▶ _What is expected_: Return the count of lines that hold the string "Ecliptic", with no other words.

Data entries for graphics
☆ ☆ ☆ ☆ ☆
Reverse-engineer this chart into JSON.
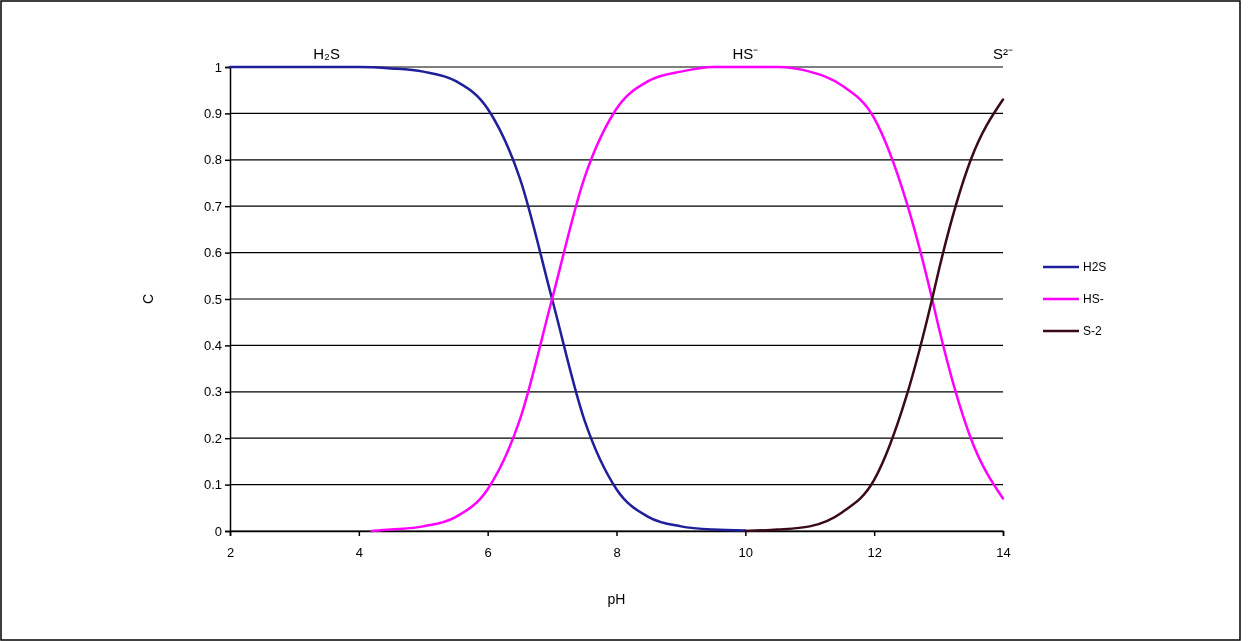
{
  "chart_data": {
    "type": "line",
    "xlabel": "pH",
    "ylabel": "C",
    "xlim": [
      2,
      14
    ],
    "xticks": [
      2,
      4,
      6,
      8,
      10,
      12,
      14
    ],
    "ylim": [
      0,
      1
    ],
    "yticks": [
      0,
      0.1,
      0.2,
      0.3,
      0.4,
      0.5,
      0.6,
      0.7,
      0.8,
      0.9,
      1
    ],
    "grid": "y",
    "legend": "right",
    "marker": "none",
    "line_style": "solid",
    "series": [
      {
        "name": "H2S",
        "color": "#1f1f9a",
        "x": [
          2,
          3,
          4,
          4.5,
          5,
          5.5,
          6,
          6.5,
          7,
          7.5,
          8,
          8.5,
          9,
          9.5,
          10
        ],
        "values": [
          1,
          1,
          1,
          0.997,
          0.99,
          0.97,
          0.91,
          0.76,
          0.5,
          0.24,
          0.09,
          0.03,
          0.01,
          0.003,
          0.001
        ]
      },
      {
        "name": "HS-",
        "color": "#ff00ff",
        "x": [
          4.2,
          4.5,
          5,
          5.5,
          6,
          6.5,
          7,
          7.5,
          8,
          8.5,
          9,
          9.5,
          10,
          10.5,
          11,
          11.5,
          12,
          12.5,
          12.9,
          13,
          13.5,
          14
        ],
        "values": [
          0,
          0.003,
          0.01,
          0.03,
          0.09,
          0.24,
          0.5,
          0.76,
          0.91,
          0.97,
          0.99,
          1,
          1,
          1,
          0.99,
          0.96,
          0.89,
          0.71,
          0.5,
          0.44,
          0.2,
          0.07
        ]
      },
      {
        "name": "S-2",
        "color": "#3a0a1a",
        "x": [
          10,
          10.5,
          11,
          11.5,
          12,
          12.5,
          12.9,
          13,
          13.5,
          14
        ],
        "values": [
          0,
          0.003,
          0.01,
          0.04,
          0.11,
          0.29,
          0.5,
          0.56,
          0.8,
          0.93
        ]
      }
    ],
    "annotations": [
      {
        "text": "H₂S",
        "x": 3.5,
        "y": 1
      },
      {
        "text": "HS⁻",
        "x": 10,
        "y": 1
      },
      "S²⁻"
    ]
  }
}
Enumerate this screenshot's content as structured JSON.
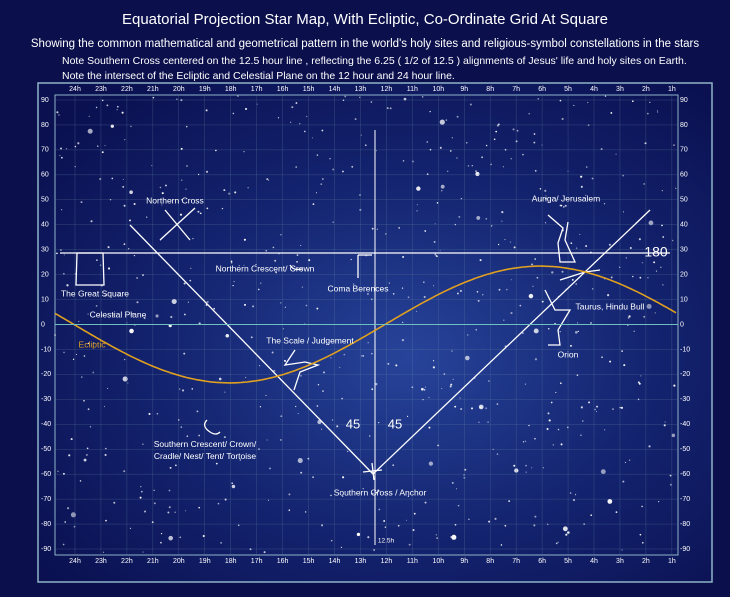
{
  "header": {
    "title": "Equatorial Projection Star Map, With Ecliptic, Co-Ordinate Grid At Square",
    "subtitle": "Showing the common mathematical and geometrical pattern in the world's holy sites and religious-symbol constellations in the stars",
    "notes": [
      "Note Southern Cross centered on the 12.5 hour line , reflecting the 6.25 ( 1/2 of 12.5 ) alignments of Jesus' life and holy sites on Earth.",
      "Note the intersect of the Ecliptic and Celestial Plane on the 12 hour and 24 hour line."
    ]
  },
  "map": {
    "hour_labels": [
      "24h",
      "23h",
      "22h",
      "21h",
      "20h",
      "19h",
      "18h",
      "17h",
      "16h",
      "15h",
      "14h",
      "13h",
      "12h",
      "11h",
      "10h",
      "9h",
      "8h",
      "7h",
      "6h",
      "5h",
      "4h",
      "3h",
      "2h",
      "1h"
    ],
    "dec_labels": [
      90,
      80,
      70,
      60,
      50,
      40,
      30,
      20,
      10,
      0,
      -10,
      -20,
      -30,
      -40,
      -50,
      -60,
      -70,
      -80,
      -90
    ],
    "labels": [
      "Northern Cross",
      "Northern Crescent/ Crown",
      "Coma Berences",
      "The Great Square",
      "Celestial Plane",
      "Ecliptic",
      "The Scale / Judgement",
      "Auriga/ Jerusalem",
      "Taurus, Hindu Bull",
      "Orion",
      "Southern Crescent/ Crown/ Cradle/ Nest/ Tent/ Tortoise",
      "Southern Cross / Anchor",
      "12.5h"
    ],
    "numbers": [
      180,
      45,
      45
    ]
  }
}
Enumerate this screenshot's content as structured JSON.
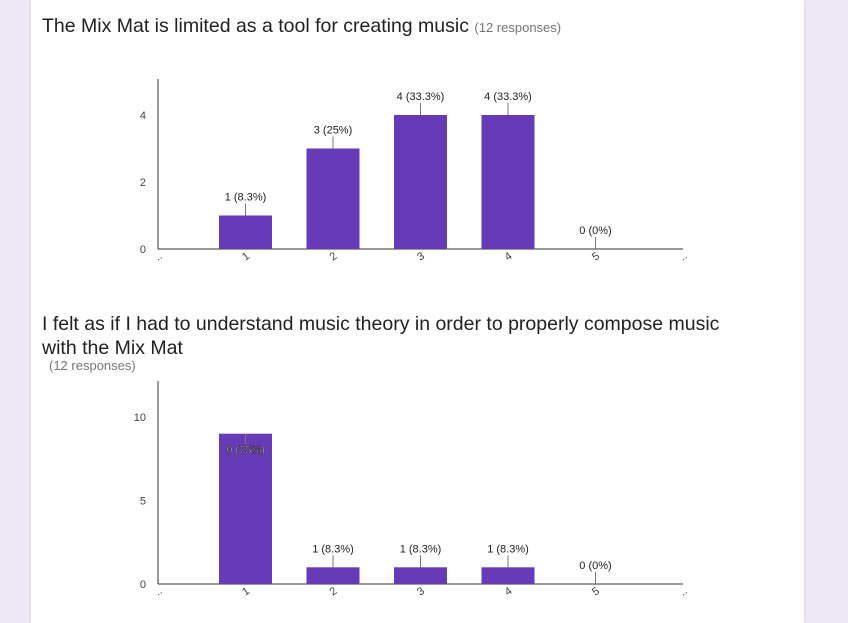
☆ ☆ ☆ ☆ ☆
▶ _Output of the task_: 3